◆ YOUR TASK ◆
Go through the data below and gather each line containing "glasses".

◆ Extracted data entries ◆
▶
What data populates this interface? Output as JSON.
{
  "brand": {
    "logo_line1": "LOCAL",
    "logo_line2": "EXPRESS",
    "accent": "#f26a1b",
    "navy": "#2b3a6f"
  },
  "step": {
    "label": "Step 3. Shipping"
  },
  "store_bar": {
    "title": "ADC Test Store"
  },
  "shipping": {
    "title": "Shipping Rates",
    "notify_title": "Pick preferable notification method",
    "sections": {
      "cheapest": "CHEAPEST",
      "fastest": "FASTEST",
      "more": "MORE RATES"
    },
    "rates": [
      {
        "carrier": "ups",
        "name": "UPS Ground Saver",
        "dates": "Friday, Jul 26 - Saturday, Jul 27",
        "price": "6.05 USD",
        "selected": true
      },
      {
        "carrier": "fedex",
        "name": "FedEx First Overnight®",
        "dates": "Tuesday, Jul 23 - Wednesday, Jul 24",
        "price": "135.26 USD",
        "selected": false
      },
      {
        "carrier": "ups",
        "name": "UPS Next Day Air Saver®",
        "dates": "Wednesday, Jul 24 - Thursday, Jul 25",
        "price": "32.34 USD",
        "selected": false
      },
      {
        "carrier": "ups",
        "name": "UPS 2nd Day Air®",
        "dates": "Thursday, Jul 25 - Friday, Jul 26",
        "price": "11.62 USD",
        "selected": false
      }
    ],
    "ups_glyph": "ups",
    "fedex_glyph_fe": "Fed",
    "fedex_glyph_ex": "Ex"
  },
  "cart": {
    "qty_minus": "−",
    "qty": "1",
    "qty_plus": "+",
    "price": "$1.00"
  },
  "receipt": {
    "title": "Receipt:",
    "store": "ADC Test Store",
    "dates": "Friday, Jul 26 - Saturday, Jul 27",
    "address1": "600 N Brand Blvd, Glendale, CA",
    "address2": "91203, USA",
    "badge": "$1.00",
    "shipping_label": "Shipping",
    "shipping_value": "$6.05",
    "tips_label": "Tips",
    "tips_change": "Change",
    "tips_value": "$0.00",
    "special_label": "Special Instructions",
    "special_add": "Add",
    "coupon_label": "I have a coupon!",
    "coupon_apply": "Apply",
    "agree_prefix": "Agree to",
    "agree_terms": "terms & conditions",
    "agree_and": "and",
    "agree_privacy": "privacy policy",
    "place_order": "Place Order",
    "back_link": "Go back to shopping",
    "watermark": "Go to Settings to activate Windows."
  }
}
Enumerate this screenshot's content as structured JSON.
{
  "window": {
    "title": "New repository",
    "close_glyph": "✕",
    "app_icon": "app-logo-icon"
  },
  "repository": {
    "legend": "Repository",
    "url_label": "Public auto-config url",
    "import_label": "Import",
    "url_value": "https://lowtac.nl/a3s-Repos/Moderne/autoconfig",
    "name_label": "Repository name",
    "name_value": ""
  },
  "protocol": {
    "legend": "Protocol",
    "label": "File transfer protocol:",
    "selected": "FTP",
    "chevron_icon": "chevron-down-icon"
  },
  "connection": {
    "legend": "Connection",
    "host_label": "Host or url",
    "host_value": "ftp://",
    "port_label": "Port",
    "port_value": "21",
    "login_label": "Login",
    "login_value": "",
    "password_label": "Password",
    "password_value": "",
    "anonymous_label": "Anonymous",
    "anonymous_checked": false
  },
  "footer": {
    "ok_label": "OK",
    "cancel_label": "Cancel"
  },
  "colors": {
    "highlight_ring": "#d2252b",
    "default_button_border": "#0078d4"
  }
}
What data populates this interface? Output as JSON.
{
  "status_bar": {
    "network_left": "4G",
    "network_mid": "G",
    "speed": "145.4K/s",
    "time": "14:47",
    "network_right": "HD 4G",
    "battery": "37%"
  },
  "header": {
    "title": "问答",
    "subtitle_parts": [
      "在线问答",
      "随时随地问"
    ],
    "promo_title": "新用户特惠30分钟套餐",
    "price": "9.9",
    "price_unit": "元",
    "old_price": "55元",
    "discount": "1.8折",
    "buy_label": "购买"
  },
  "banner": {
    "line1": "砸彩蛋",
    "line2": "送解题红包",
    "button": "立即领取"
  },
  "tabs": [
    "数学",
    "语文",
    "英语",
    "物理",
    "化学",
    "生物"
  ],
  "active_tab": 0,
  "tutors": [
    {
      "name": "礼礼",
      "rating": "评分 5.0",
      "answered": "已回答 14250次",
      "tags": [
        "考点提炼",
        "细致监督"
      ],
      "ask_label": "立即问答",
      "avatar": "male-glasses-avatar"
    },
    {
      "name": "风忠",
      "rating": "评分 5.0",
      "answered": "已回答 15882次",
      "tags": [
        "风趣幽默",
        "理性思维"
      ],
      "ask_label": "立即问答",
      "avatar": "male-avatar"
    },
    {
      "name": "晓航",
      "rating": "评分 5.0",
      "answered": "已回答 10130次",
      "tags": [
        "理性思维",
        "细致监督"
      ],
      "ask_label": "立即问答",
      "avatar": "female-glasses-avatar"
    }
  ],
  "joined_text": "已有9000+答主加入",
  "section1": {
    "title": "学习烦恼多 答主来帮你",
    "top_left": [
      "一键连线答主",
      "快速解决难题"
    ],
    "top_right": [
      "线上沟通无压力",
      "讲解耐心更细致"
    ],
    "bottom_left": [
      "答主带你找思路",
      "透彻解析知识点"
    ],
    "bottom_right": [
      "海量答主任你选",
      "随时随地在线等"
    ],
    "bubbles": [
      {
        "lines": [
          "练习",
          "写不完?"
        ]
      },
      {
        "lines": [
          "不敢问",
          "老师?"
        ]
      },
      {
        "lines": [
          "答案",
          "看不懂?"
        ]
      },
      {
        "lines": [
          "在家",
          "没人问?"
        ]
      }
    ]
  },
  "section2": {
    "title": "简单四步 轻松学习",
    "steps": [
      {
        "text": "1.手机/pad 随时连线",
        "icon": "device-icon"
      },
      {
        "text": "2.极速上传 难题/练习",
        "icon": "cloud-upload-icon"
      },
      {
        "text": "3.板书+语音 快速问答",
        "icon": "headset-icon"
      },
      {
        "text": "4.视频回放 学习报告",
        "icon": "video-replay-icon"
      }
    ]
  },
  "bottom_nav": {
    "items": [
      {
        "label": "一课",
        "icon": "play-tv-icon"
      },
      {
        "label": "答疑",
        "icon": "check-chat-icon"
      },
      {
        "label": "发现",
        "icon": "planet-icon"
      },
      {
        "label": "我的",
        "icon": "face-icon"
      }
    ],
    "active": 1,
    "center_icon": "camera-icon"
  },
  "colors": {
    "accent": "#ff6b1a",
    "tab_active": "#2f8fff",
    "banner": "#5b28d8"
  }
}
◀
◆ ANSWER TO THE TASK ◆
      "avatar": "male-glasses-avatar"
      "avatar": "female-glasses-avatar"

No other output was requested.